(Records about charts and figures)
* begin *

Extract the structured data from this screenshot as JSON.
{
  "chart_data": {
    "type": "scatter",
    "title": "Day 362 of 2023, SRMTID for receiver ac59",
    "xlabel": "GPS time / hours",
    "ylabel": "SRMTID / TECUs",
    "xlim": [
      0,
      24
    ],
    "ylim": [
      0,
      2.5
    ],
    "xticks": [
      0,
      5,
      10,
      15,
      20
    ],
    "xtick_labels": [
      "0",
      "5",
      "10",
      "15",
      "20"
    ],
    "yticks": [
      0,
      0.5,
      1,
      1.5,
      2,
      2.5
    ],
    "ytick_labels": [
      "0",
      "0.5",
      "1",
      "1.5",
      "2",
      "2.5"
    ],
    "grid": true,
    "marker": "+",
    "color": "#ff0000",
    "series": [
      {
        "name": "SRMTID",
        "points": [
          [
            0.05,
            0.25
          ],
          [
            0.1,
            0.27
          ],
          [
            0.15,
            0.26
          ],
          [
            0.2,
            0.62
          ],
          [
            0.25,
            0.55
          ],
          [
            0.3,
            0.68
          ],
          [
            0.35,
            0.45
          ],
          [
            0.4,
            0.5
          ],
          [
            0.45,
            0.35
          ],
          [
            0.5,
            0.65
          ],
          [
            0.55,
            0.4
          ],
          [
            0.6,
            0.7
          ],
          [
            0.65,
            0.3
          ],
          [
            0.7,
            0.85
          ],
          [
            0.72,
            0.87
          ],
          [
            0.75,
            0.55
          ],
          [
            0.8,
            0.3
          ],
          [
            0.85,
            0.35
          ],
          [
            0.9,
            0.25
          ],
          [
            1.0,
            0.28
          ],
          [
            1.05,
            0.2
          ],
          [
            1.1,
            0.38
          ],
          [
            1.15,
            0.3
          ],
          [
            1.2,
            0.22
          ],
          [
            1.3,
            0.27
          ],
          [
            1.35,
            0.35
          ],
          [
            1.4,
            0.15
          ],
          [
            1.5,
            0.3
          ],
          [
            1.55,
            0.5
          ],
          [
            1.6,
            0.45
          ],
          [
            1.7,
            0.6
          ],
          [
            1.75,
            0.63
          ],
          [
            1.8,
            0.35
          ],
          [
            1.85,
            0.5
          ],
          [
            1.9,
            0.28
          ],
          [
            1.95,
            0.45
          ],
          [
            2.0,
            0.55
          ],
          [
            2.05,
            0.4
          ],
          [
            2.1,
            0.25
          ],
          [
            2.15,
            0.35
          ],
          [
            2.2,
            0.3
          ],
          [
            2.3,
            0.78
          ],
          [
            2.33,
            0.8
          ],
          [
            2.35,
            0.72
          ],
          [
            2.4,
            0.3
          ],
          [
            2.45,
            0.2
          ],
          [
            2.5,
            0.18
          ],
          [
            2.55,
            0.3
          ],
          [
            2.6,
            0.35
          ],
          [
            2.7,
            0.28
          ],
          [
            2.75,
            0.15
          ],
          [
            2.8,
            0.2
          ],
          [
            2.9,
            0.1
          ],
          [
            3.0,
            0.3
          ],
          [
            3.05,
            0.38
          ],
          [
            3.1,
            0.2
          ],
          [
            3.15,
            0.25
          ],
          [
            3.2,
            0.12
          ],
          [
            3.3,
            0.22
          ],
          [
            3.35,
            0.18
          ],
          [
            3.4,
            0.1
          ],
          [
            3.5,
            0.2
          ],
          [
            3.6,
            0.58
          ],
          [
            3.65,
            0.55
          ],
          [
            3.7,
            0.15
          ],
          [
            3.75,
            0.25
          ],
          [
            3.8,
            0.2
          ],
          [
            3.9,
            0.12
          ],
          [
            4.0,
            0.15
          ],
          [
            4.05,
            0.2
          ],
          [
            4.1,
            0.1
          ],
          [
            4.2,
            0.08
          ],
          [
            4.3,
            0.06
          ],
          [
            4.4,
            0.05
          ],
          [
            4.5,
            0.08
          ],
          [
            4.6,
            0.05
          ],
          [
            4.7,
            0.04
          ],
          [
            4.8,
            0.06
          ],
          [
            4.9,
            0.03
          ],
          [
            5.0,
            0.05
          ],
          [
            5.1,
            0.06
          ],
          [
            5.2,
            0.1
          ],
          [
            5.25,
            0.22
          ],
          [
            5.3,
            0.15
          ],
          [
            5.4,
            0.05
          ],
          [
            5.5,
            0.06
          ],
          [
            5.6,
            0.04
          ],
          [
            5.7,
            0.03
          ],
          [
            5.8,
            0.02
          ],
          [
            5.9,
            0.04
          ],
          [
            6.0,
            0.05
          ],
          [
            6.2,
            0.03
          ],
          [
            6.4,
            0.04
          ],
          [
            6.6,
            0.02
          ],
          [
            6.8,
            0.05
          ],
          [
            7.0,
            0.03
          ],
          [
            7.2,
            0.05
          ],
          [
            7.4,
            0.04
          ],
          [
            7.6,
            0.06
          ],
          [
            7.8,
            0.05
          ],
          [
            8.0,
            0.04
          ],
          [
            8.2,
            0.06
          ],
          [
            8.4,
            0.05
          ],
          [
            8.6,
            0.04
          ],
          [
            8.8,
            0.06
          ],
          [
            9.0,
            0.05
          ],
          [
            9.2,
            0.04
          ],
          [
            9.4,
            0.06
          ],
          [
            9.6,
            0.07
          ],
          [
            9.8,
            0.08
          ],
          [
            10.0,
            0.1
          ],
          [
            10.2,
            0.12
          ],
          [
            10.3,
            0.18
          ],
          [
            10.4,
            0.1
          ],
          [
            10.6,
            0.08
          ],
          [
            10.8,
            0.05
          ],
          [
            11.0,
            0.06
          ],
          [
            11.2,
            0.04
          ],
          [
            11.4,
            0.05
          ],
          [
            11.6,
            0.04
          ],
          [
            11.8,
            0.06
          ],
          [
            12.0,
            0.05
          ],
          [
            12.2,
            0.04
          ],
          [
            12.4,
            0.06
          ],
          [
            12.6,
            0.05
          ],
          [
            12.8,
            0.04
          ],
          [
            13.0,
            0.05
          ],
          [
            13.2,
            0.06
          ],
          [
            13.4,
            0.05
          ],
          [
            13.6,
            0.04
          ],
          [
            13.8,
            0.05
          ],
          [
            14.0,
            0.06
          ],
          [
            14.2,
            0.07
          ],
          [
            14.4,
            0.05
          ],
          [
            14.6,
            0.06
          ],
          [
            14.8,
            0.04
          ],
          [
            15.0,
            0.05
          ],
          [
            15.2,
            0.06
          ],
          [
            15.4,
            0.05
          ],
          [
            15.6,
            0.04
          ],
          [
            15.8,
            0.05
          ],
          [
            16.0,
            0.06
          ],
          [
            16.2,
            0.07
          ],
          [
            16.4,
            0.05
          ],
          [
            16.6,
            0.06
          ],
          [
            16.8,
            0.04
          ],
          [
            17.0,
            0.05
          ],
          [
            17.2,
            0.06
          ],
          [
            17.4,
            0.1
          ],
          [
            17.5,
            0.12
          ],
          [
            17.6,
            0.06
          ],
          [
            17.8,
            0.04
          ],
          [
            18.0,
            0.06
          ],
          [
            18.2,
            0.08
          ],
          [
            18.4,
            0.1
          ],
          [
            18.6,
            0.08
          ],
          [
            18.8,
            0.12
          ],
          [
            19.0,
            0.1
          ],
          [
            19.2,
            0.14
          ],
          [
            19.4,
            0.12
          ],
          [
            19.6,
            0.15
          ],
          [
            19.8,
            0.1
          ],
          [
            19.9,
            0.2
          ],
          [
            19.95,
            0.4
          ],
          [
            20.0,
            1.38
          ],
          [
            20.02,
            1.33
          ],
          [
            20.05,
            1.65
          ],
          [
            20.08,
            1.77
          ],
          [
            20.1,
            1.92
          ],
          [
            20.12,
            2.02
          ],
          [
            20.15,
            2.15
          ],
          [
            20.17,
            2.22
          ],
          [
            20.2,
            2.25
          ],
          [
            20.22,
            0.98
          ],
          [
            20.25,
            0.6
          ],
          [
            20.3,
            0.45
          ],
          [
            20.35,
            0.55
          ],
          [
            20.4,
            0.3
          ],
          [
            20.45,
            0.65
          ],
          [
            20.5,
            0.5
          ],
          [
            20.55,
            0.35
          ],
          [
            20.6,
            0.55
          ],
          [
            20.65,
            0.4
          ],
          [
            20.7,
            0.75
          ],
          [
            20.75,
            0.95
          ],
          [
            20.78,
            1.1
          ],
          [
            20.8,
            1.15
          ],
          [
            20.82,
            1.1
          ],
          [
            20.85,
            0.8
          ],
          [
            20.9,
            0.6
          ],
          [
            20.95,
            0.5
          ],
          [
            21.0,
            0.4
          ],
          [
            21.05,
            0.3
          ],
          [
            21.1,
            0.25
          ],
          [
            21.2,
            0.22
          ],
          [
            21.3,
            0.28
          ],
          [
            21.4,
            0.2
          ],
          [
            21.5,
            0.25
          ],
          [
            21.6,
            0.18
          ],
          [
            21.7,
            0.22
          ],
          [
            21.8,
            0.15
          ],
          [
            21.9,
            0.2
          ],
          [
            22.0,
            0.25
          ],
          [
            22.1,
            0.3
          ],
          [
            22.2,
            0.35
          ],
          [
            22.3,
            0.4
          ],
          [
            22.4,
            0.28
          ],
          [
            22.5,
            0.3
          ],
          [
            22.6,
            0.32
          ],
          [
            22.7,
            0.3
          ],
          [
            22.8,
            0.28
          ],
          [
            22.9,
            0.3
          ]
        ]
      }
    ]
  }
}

* end *

Objective: Nothing but a number is needed here: how many lines hold the string "SRMTID"?

Exercise response: 3